All records should be reproduced verbatim.

Figure data in JSON:
· · · ·
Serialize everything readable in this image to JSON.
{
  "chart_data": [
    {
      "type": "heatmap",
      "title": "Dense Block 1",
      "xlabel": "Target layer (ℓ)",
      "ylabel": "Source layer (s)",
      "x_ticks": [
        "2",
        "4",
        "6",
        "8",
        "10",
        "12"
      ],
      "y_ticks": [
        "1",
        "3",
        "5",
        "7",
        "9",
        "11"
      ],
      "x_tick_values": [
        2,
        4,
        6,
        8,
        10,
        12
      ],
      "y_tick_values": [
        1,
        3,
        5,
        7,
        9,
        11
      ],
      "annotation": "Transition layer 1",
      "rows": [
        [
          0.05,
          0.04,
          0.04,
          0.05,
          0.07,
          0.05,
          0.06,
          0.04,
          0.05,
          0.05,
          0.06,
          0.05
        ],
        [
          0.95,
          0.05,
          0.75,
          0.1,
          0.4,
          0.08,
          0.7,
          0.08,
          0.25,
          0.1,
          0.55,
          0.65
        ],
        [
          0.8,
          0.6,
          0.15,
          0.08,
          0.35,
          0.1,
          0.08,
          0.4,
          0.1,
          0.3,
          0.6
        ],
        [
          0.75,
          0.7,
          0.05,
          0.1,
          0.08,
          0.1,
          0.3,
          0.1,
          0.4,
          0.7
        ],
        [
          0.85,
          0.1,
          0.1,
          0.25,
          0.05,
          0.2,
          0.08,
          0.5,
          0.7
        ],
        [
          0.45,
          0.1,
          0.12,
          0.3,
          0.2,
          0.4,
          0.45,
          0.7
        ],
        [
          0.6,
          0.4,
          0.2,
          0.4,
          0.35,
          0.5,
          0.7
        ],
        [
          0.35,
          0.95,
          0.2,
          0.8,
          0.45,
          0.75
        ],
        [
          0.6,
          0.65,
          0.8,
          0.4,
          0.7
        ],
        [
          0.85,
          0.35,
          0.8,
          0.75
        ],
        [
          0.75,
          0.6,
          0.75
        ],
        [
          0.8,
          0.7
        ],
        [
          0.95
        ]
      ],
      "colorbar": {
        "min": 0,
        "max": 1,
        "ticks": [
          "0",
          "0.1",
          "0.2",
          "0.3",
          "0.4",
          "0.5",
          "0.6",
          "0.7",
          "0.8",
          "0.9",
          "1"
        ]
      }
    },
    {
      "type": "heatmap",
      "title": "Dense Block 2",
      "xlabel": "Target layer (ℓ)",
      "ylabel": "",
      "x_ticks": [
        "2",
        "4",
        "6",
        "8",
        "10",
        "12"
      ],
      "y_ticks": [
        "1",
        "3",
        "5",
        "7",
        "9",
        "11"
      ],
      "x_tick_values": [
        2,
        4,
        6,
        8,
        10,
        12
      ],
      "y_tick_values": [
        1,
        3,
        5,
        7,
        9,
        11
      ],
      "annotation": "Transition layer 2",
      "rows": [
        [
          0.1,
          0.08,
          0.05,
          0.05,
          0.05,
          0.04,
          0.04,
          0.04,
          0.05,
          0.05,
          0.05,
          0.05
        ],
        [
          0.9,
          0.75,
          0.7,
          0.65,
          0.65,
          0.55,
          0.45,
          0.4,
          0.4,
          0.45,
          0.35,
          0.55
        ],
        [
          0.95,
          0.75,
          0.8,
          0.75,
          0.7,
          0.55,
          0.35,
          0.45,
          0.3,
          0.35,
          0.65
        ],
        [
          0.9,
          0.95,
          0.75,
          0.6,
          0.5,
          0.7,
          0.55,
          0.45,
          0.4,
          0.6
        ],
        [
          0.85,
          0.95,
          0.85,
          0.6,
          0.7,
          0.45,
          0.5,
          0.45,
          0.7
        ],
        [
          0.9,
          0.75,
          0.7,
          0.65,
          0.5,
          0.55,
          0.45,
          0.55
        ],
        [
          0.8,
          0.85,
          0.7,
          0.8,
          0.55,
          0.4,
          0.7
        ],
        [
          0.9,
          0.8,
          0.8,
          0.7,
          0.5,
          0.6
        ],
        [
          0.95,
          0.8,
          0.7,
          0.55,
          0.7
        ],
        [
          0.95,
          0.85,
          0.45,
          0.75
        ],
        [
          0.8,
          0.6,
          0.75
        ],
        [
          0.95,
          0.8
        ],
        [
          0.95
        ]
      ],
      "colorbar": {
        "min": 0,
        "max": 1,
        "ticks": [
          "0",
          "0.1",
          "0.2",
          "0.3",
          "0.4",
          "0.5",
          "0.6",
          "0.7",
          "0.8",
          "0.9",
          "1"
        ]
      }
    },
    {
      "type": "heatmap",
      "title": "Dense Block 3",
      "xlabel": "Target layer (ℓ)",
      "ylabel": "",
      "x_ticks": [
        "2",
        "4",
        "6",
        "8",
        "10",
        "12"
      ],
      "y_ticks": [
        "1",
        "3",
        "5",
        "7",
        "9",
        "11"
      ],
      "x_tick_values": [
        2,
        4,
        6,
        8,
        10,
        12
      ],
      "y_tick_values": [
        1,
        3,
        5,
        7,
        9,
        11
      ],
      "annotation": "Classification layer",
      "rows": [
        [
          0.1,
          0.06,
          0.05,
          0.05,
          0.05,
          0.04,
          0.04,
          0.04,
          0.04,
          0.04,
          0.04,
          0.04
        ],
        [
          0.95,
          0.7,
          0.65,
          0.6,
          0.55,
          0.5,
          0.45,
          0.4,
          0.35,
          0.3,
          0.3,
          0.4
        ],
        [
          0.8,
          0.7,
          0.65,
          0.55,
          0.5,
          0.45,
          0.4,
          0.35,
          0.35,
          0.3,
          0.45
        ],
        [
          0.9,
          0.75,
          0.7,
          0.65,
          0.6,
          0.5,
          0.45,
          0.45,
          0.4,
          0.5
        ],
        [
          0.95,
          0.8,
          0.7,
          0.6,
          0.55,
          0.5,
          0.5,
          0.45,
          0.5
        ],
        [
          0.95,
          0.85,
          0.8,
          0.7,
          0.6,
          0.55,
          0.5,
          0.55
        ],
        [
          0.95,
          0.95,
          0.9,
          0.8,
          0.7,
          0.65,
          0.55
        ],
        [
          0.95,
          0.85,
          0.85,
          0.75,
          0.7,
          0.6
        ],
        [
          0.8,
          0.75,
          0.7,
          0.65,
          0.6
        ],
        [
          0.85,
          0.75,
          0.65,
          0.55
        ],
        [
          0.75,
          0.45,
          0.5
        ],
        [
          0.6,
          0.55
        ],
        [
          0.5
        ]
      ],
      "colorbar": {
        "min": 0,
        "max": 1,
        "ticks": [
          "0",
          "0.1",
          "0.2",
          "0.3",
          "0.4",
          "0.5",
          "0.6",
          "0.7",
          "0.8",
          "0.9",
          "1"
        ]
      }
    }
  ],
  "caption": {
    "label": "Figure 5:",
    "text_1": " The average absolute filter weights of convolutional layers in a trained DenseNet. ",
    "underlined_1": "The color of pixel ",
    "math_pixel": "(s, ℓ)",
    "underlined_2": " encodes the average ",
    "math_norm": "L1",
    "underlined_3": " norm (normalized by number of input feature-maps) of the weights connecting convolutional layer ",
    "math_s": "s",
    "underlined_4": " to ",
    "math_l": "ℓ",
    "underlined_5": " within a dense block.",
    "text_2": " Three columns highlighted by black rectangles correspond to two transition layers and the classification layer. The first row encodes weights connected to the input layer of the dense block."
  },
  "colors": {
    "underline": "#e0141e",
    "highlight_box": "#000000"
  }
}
· · · ·
Completed task:
Serialize everything readable in this image to JSON.
{
  "chart_data": [
    {
      "type": "heatmap",
      "title": "Dense Block 1",
      "xlabel": "Target layer (ℓ)",
      "ylabel": "Source layer (s)",
      "x_ticks": [
        "2",
        "4",
        "6",
        "8",
        "10",
        "12"
      ],
      "y_ticks": [
        "1",
        "3",
        "5",
        "7",
        "9",
        "11"
      ],
      "x_tick_values": [
        2,
        4,
        6,
        8,
        10,
        12
      ],
      "y_tick_values": [
        1,
        3,
        5,
        7,
        9,
        11
      ],
      "annotation": "Transition layer 1",
      "rows": [
        [
          0.05,
          0.04,
          0.04,
          0.05,
          0.07,
          0.05,
          0.06,
          0.04,
          0.05,
          0.05,
          0.06,
          0.05
        ],
        [
          0.95,
          0.05,
          0.75,
          0.1,
          0.4,
          0.08,
          0.7,
          0.08,
          0.25,
          0.1,
          0.55,
          0.65
        ],
        [
          0.8,
          0.6,
          0.15,
          0.08,
          0.35,
          0.1,
          0.08,
          0.4,
          0.1,
          0.3,
          0.6
        ],
        [
          0.75,
          0.7,
          0.05,
          0.1,
          0.08,
          0.1,
          0.3,
          0.1,
          0.4,
          0.7
        ],
        [
          0.85,
          0.1,
          0.1,
          0.25,
          0.05,
          0.2,
          0.08,
          0.5,
          0.7
        ],
        [
          0.45,
          0.1,
          0.12,
          0.3,
          0.2,
          0.4,
          0.45,
          0.7
        ],
        [
          0.6,
          0.4,
          0.2,
          0.4,
          0.35,
          0.5,
          0.7
        ],
        [
          0.35,
          0.95,
          0.2,
          0.8,
          0.45,
          0.75
        ],
        [
          0.6,
          0.65,
          0.8,
          0.4,
          0.7
        ],
        [
          0.85,
          0.35,
          0.8,
          0.75
        ],
        [
          0.75,
          0.6,
          0.75
        ],
        [
          0.8,
          0.7
        ],
        [
          0.95
        ]
      ],
      "colorbar": {
        "min": 0,
        "max": 1,
        "ticks": [
          "0",
          "0.1",
          "0.2",
          "0.3",
          "0.4",
          "0.5",
          "0.6",
          "0.7",
          "0.8",
          "0.9",
          "1"
        ]
      }
    },
    {
      "type": "heatmap",
      "title": "Dense Block 2",
      "xlabel": "Target layer (ℓ)",
      "ylabel": "",
      "x_ticks": [
        "2",
        "4",
        "6",
        "8",
        "10",
        "12"
      ],
      "y_ticks": [
        "1",
        "3",
        "5",
        "7",
        "9",
        "11"
      ],
      "x_tick_values": [
        2,
        4,
        6,
        8,
        10,
        12
      ],
      "y_tick_values": [
        1,
        3,
        5,
        7,
        9,
        11
      ],
      "annotation": "Transition layer 2",
      "rows": [
        [
          0.1,
          0.08,
          0.05,
          0.05,
          0.05,
          0.04,
          0.04,
          0.04,
          0.05,
          0.05,
          0.05,
          0.05
        ],
        [
          0.9,
          0.75,
          0.7,
          0.65,
          0.65,
          0.55,
          0.45,
          0.4,
          0.4,
          0.45,
          0.35,
          0.55
        ],
        [
          0.95,
          0.75,
          0.8,
          0.75,
          0.7,
          0.55,
          0.35,
          0.45,
          0.3,
          0.35,
          0.65
        ],
        [
          0.9,
          0.95,
          0.75,
          0.6,
          0.5,
          0.7,
          0.55,
          0.45,
          0.4,
          0.6
        ],
        [
          0.85,
          0.95,
          0.85,
          0.6,
          0.7,
          0.45,
          0.5,
          0.45,
          0.7
        ],
        [
          0.9,
          0.75,
          0.7,
          0.65,
          0.5,
          0.55,
          0.45,
          0.55
        ],
        [
          0.8,
          0.85,
          0.7,
          0.8,
          0.55,
          0.4,
          0.7
        ],
        [
          0.9,
          0.8,
          0.8,
          0.7,
          0.5,
          0.6
        ],
        [
          0.95,
          0.8,
          0.7,
          0.55,
          0.7
        ],
        [
          0.95,
          0.85,
          0.45,
          0.75
        ],
        [
          0.8,
          0.6,
          0.75
        ],
        [
          0.95,
          0.8
        ],
        [
          0.95
        ]
      ],
      "colorbar": {
        "min": 0,
        "max": 1,
        "ticks": [
          "0",
          "0.1",
          "0.2",
          "0.3",
          "0.4",
          "0.5",
          "0.6",
          "0.7",
          "0.8",
          "0.9",
          "1"
        ]
      }
    },
    {
      "type": "heatmap",
      "title": "Dense Block 3",
      "xlabel": "Target layer (ℓ)",
      "ylabel": "",
      "x_ticks": [
        "2",
        "4",
        "6",
        "8",
        "10",
        "12"
      ],
      "y_ticks": [
        "1",
        "3",
        "5",
        "7",
        "9",
        "11"
      ],
      "x_tick_values": [
        2,
        4,
        6,
        8,
        10,
        12
      ],
      "y_tick_values": [
        1,
        3,
        5,
        7,
        9,
        11
      ],
      "annotation": "Classification layer",
      "rows": [
        [
          0.1,
          0.06,
          0.05,
          0.05,
          0.05,
          0.04,
          0.04,
          0.04,
          0.04,
          0.04,
          0.04,
          0.04
        ],
        [
          0.95,
          0.7,
          0.65,
          0.6,
          0.55,
          0.5,
          0.45,
          0.4,
          0.35,
          0.3,
          0.3,
          0.4
        ],
        [
          0.8,
          0.7,
          0.65,
          0.55,
          0.5,
          0.45,
          0.4,
          0.35,
          0.35,
          0.3,
          0.45
        ],
        [
          0.9,
          0.75,
          0.7,
          0.65,
          0.6,
          0.5,
          0.45,
          0.45,
          0.4,
          0.5
        ],
        [
          0.95,
          0.8,
          0.7,
          0.6,
          0.55,
          0.5,
          0.5,
          0.45,
          0.5
        ],
        [
          0.95,
          0.85,
          0.8,
          0.7,
          0.6,
          0.55,
          0.5,
          0.55
        ],
        [
          0.95,
          0.95,
          0.9,
          0.8,
          0.7,
          0.65,
          0.55
        ],
        [
          0.95,
          0.85,
          0.85,
          0.75,
          0.7,
          0.6
        ],
        [
          0.8,
          0.75,
          0.7,
          0.65,
          0.6
        ],
        [
          0.85,
          0.75,
          0.65,
          0.55
        ],
        [
          0.75,
          0.45,
          0.5
        ],
        [
          0.6,
          0.55
        ],
        [
          0.5
        ]
      ],
      "colorbar": {
        "min": 0,
        "max": 1,
        "ticks": [
          "0",
          "0.1",
          "0.2",
          "0.3",
          "0.4",
          "0.5",
          "0.6",
          "0.7",
          "0.8",
          "0.9",
          "1"
        ]
      }
    }
  ],
  "caption": {
    "label": "Figure 5:",
    "text_1": " The average absolute filter weights of convolutional layers in a trained DenseNet. ",
    "underlined_1": "The color of pixel ",
    "math_pixel": "(s, ℓ)",
    "underlined_2": " encodes the average ",
    "math_norm": "L1",
    "underlined_3": " norm (normalized by number of input feature-maps) of the weights connecting convolutional layer ",
    "math_s": "s",
    "underlined_4": " to ",
    "math_l": "ℓ",
    "underlined_5": " within a dense block.",
    "text_2": " Three columns highlighted by black rectangles correspond to two transition layers and the classification layer. The first row encodes weights connected to the input layer of the dense block."
  },
  "colors": {
    "underline": "#e0141e",
    "highlight_box": "#000000"
  }
}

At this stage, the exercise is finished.